• Exercise instructions
For each line below that contains the string "value", copy that line.

Rows from a figure dataset:
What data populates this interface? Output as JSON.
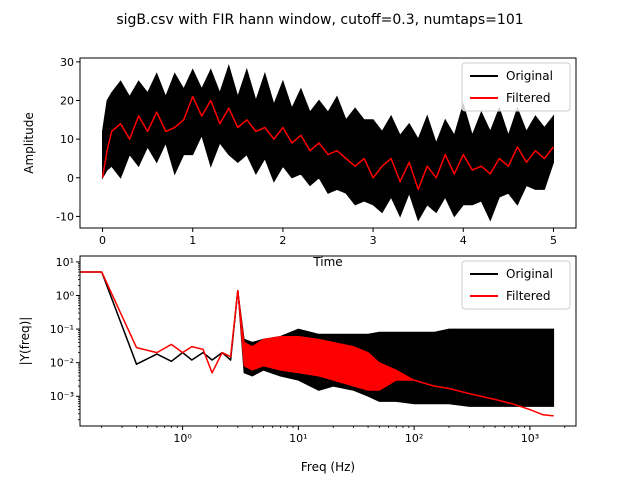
{
  "suptitle": "sigB.csv with FIR hann window, cutoff=0.3, numtaps=101",
  "colors": {
    "original": "#000000",
    "filtered": "#ff0000"
  },
  "chart_data": [
    {
      "type": "line",
      "panel": "top",
      "xlabel": "Time",
      "ylabel": "Amplitude",
      "xlim": [
        -0.25,
        5.25
      ],
      "ylim": [
        -13,
        31
      ],
      "xticks": [
        0,
        1,
        2,
        3,
        4,
        5
      ],
      "yticks": [
        -10,
        0,
        10,
        20,
        30
      ],
      "legend_placement": "top-right",
      "series": [
        {
          "name": "Original",
          "color": "#000000",
          "x": [
            0,
            0.05,
            0.1,
            0.2,
            0.3,
            0.4,
            0.5,
            0.6,
            0.7,
            0.8,
            0.9,
            1.0,
            1.1,
            1.2,
            1.3,
            1.4,
            1.5,
            1.6,
            1.7,
            1.8,
            1.9,
            2.0,
            2.1,
            2.2,
            2.3,
            2.4,
            2.5,
            2.6,
            2.7,
            2.8,
            2.9,
            3.0,
            3.1,
            3.2,
            3.3,
            3.4,
            3.5,
            3.6,
            3.7,
            3.8,
            3.9,
            4.0,
            4.1,
            4.2,
            4.3,
            4.4,
            4.5,
            4.6,
            4.7,
            4.8,
            4.9,
            5.0
          ],
          "upper": [
            12,
            20,
            22,
            25,
            21,
            25,
            22,
            27,
            21,
            27,
            23,
            28,
            23,
            28,
            22,
            29,
            21,
            28,
            20,
            27,
            19,
            25,
            18,
            23,
            17,
            20,
            17,
            21,
            15,
            18,
            15,
            15,
            12,
            16,
            11,
            14,
            10,
            16,
            9,
            15,
            11,
            19,
            11,
            17,
            12,
            18,
            11,
            18,
            12,
            16,
            13,
            16
          ],
          "lower": [
            0,
            2,
            3,
            0,
            6,
            3,
            8,
            4,
            9,
            1,
            6,
            6,
            11,
            3,
            9,
            6,
            4,
            6,
            1,
            5,
            -1,
            3,
            0,
            1,
            -2,
            0,
            -4,
            -3,
            -4,
            -7,
            -6,
            -7,
            -9,
            -5,
            -10,
            -4,
            -11,
            -7,
            -9,
            -5,
            -10,
            -7,
            -7,
            -6,
            -11,
            -5,
            -4,
            -7,
            -2,
            -3,
            -3,
            4
          ]
        },
        {
          "name": "Filtered",
          "color": "#ff0000",
          "x": [
            0,
            0.05,
            0.1,
            0.2,
            0.3,
            0.4,
            0.5,
            0.6,
            0.7,
            0.8,
            0.9,
            1.0,
            1.1,
            1.2,
            1.3,
            1.4,
            1.5,
            1.6,
            1.7,
            1.8,
            1.9,
            2.0,
            2.1,
            2.2,
            2.3,
            2.4,
            2.5,
            2.6,
            2.7,
            2.8,
            2.9,
            3.0,
            3.1,
            3.2,
            3.3,
            3.4,
            3.5,
            3.6,
            3.7,
            3.8,
            3.9,
            4.0,
            4.1,
            4.2,
            4.3,
            4.4,
            4.5,
            4.6,
            4.7,
            4.8,
            4.9,
            5.0
          ],
          "y": [
            0,
            7,
            12,
            14,
            10,
            16,
            12,
            17,
            12,
            13,
            15,
            21,
            16,
            20,
            14,
            18,
            13,
            15,
            12,
            13,
            10,
            13,
            9,
            11,
            7,
            9,
            6,
            7,
            5,
            3,
            5,
            0,
            3,
            5,
            -1,
            4,
            -3,
            3,
            0,
            6,
            1,
            6,
            2,
            3,
            1,
            5,
            3,
            8,
            4,
            7,
            5,
            8
          ]
        }
      ]
    },
    {
      "type": "line",
      "panel": "bottom",
      "xlabel": "Freq (Hz)",
      "ylabel": "|Y(freq)|",
      "xscale": "log",
      "yscale": "log",
      "xlim": [
        0.13,
        2500
      ],
      "ylim": [
        0.00013,
        15
      ],
      "xticks": [
        {
          "value": 1,
          "label": "10⁰"
        },
        {
          "value": 10,
          "label": "10¹"
        },
        {
          "value": 100,
          "label": "10²"
        },
        {
          "value": 1000,
          "label": "10³"
        }
      ],
      "yticks": [
        {
          "value": 0.001,
          "label": "10⁻³"
        },
        {
          "value": 0.01,
          "label": "10⁻²"
        },
        {
          "value": 0.1,
          "label": "10⁻¹"
        },
        {
          "value": 1,
          "label": "10⁰"
        },
        {
          "value": 10,
          "label": "10¹"
        }
      ],
      "legend_placement": "top-right",
      "series": [
        {
          "name": "Original",
          "color": "#000000",
          "x": [
            0.13,
            0.2,
            0.4,
            0.6,
            0.8,
            1.0,
            1.2,
            1.5,
            1.8,
            2.2,
            2.6,
            3.0,
            3.4,
            4.0,
            5,
            7,
            10,
            15,
            20,
            30,
            40,
            50,
            70,
            100,
            150,
            200,
            300,
            500,
            700,
            1000,
            1300,
            1600
          ],
          "y": [
            5,
            5,
            0.009,
            0.018,
            0.011,
            0.02,
            0.012,
            0.02,
            0.012,
            0.02,
            0.012,
            1.4,
            0.02,
            0.015,
            0.025,
            0.02,
            0.02,
            0.018,
            0.02,
            0.02,
            0.02,
            0.025,
            0.025,
            0.03,
            0.028,
            0.03,
            0.03,
            0.03,
            0.03,
            0.03,
            0.03,
            0.03
          ],
          "lower": [
            5,
            5,
            0.009,
            0.018,
            0.011,
            0.02,
            0.012,
            0.02,
            0.012,
            0.02,
            0.012,
            1.4,
            0.005,
            0.004,
            0.006,
            0.004,
            0.003,
            0.0015,
            0.002,
            0.0015,
            0.001,
            0.0007,
            0.0007,
            0.0006,
            0.0006,
            0.0006,
            0.0005,
            0.0005,
            0.0005,
            0.0005,
            0.0005,
            0.0005
          ],
          "upper": [
            5,
            5,
            0.009,
            0.018,
            0.011,
            0.02,
            0.012,
            0.02,
            0.012,
            0.02,
            0.012,
            1.4,
            0.05,
            0.04,
            0.05,
            0.06,
            0.1,
            0.07,
            0.07,
            0.07,
            0.07,
            0.08,
            0.08,
            0.08,
            0.08,
            0.1,
            0.1,
            0.1,
            0.1,
            0.1,
            0.1,
            0.1
          ]
        },
        {
          "name": "Filtered",
          "color": "#ff0000",
          "x": [
            0.13,
            0.2,
            0.4,
            0.6,
            0.8,
            1.0,
            1.2,
            1.5,
            1.8,
            2.2,
            2.6,
            3.0,
            3.4,
            4.0,
            5,
            7,
            10,
            15,
            20,
            30,
            40,
            50,
            70,
            100,
            150,
            200,
            300,
            500,
            700,
            1000,
            1300,
            1600
          ],
          "y": [
            5,
            5,
            0.028,
            0.02,
            0.035,
            0.02,
            0.03,
            0.025,
            0.005,
            0.02,
            0.015,
            1.4,
            0.02,
            0.015,
            0.025,
            0.015,
            0.02,
            0.015,
            0.01,
            0.007,
            0.004,
            0.003,
            0.004,
            0.003,
            0.002,
            0.0017,
            0.0012,
            0.0008,
            0.0006,
            0.0004,
            0.00028,
            0.00026
          ],
          "lower": [
            5,
            5,
            0.028,
            0.02,
            0.035,
            0.02,
            0.03,
            0.025,
            0.005,
            0.02,
            0.015,
            1.4,
            0.008,
            0.006,
            0.008,
            0.006,
            0.005,
            0.004,
            0.003,
            0.002,
            0.0015,
            0.0015,
            0.003,
            0.003,
            0.002,
            0.0017,
            0.0012,
            0.0008,
            0.0006,
            0.0004,
            0.00028,
            0.00026
          ],
          "upper": [
            5,
            5,
            0.028,
            0.02,
            0.035,
            0.02,
            0.03,
            0.025,
            0.005,
            0.02,
            0.015,
            1.4,
            0.04,
            0.03,
            0.05,
            0.06,
            0.06,
            0.05,
            0.04,
            0.03,
            0.02,
            0.01,
            0.006,
            0.003,
            0.002,
            0.0017,
            0.0012,
            0.0008,
            0.0006,
            0.0004,
            0.00028,
            0.00026
          ]
        }
      ]
    }
  ]
}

• Solution to the exercise
          "value": 1,
          "value": 10,
          "value": 100,
          "value": 1000,
          "value": 0.001,
          "value": 0.01,
          "value": 0.1,
          "value": 1,
          "value": 10,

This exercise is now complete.